Extracts from a graphics dataset:
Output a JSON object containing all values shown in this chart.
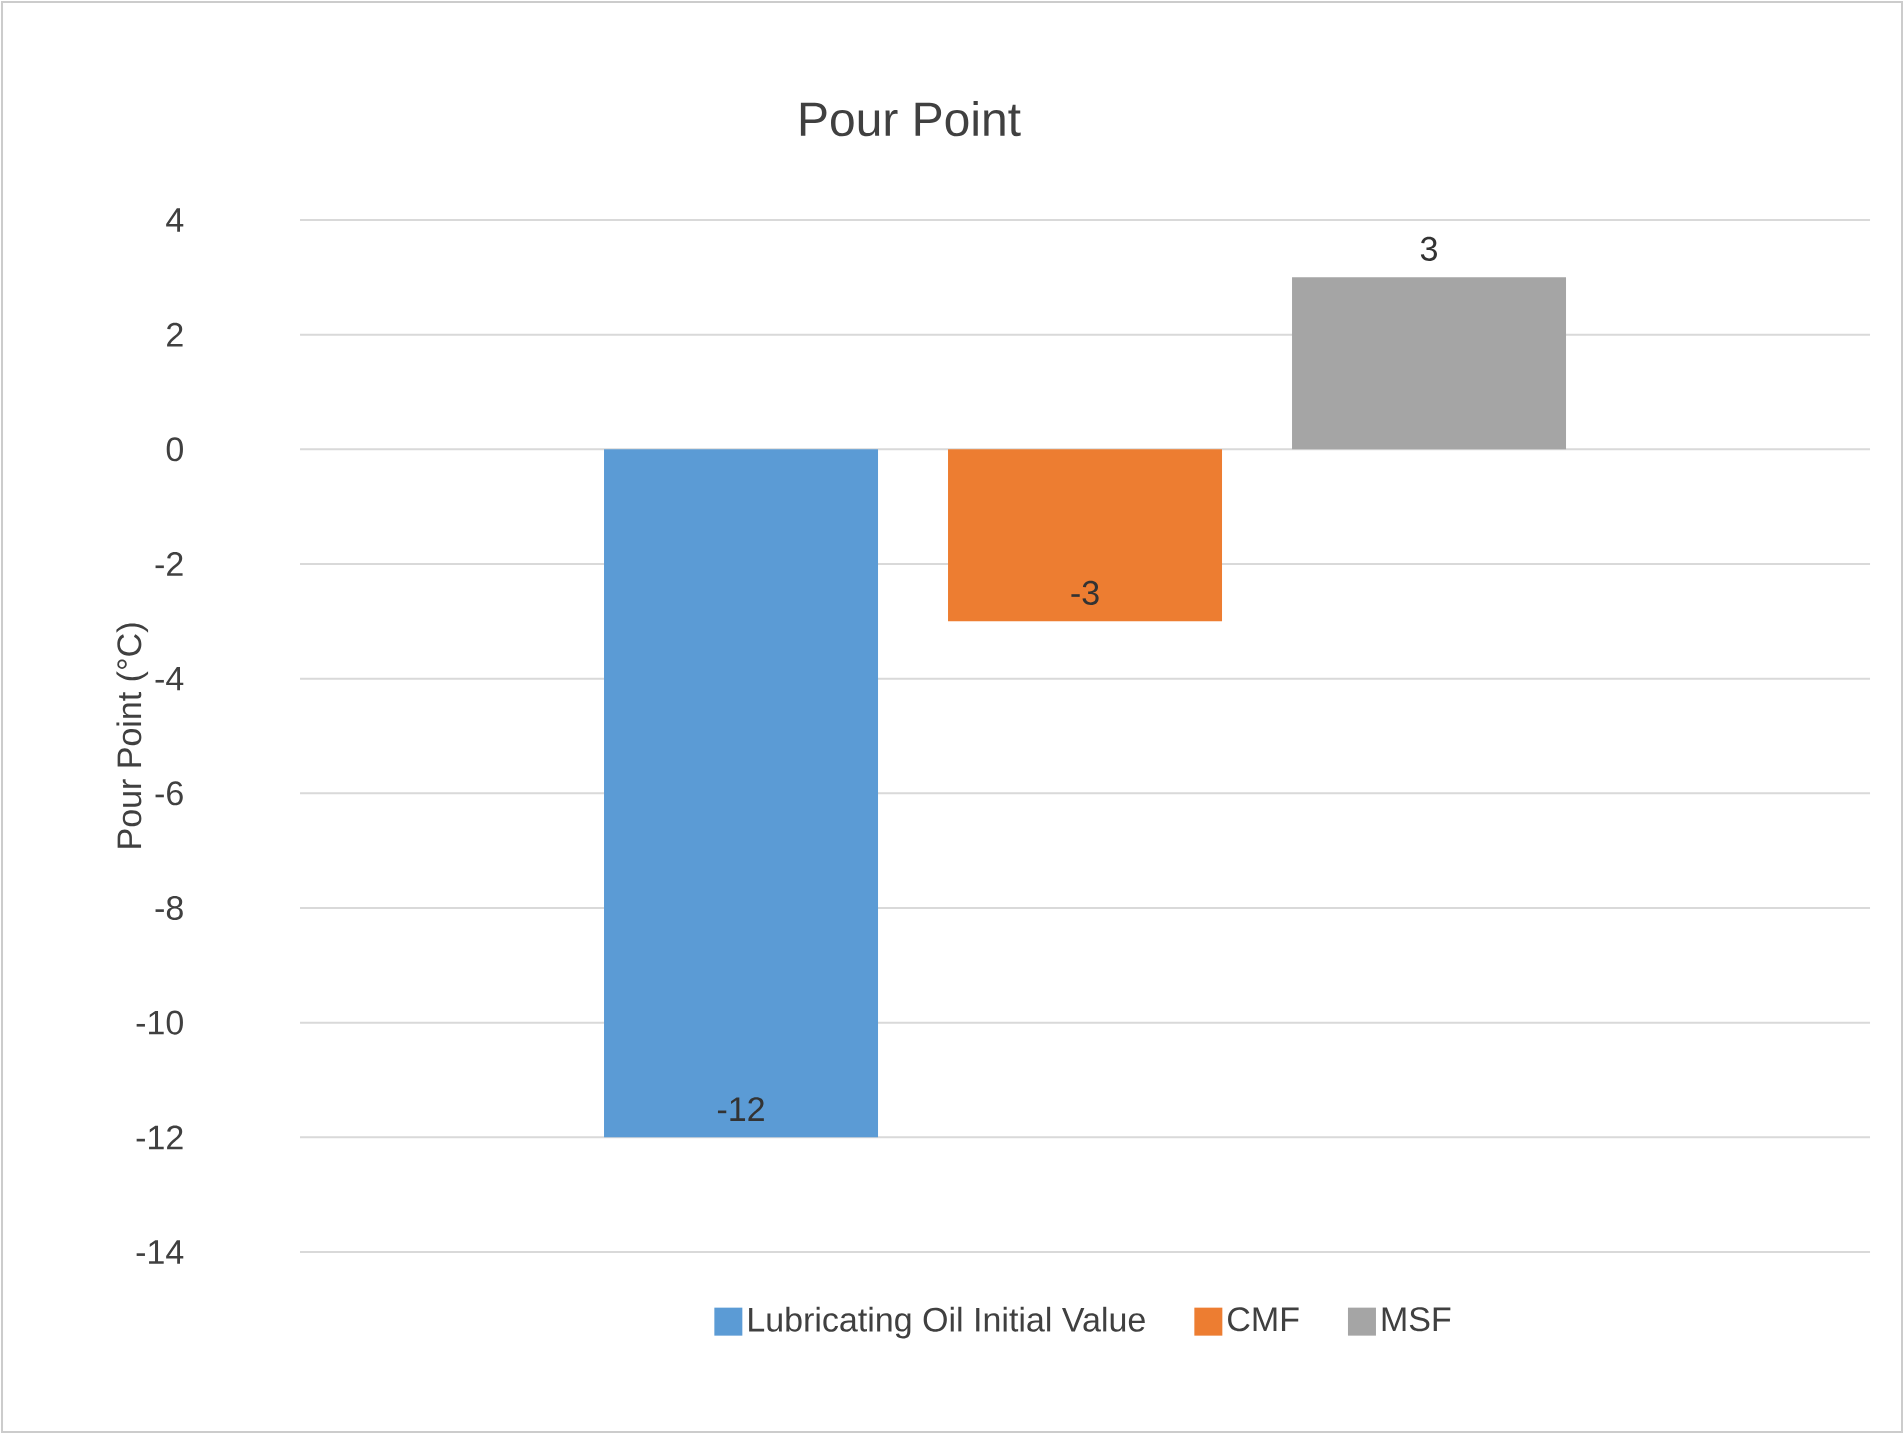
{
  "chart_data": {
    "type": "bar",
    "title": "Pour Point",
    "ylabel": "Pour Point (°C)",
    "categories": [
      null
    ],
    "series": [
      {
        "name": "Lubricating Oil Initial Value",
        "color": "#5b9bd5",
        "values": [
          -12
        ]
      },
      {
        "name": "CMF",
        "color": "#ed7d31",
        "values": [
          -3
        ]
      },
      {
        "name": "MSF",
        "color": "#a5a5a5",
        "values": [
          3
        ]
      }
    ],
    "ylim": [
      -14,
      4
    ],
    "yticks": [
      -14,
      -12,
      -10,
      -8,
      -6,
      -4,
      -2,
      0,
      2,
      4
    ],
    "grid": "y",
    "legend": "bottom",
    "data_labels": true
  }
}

*Task instructions:*
Every line of the data above should be quoted exactly. Omit the pictures.

*Response to the task:*
Output a JSON object containing all values shown in this chart.
{
  "chart_data": {
    "type": "bar",
    "title": "Pour Point",
    "ylabel": "Pour Point (°C)",
    "categories": [
      null
    ],
    "series": [
      {
        "name": "Lubricating Oil Initial Value",
        "color": "#5b9bd5",
        "values": [
          -12
        ]
      },
      {
        "name": "CMF",
        "color": "#ed7d31",
        "values": [
          -3
        ]
      },
      {
        "name": "MSF",
        "color": "#a5a5a5",
        "values": [
          3
        ]
      }
    ],
    "ylim": [
      -14,
      4
    ],
    "yticks": [
      -14,
      -12,
      -10,
      -8,
      -6,
      -4,
      -2,
      0,
      2,
      4
    ],
    "grid": "y",
    "legend": "bottom",
    "data_labels": true
  }
}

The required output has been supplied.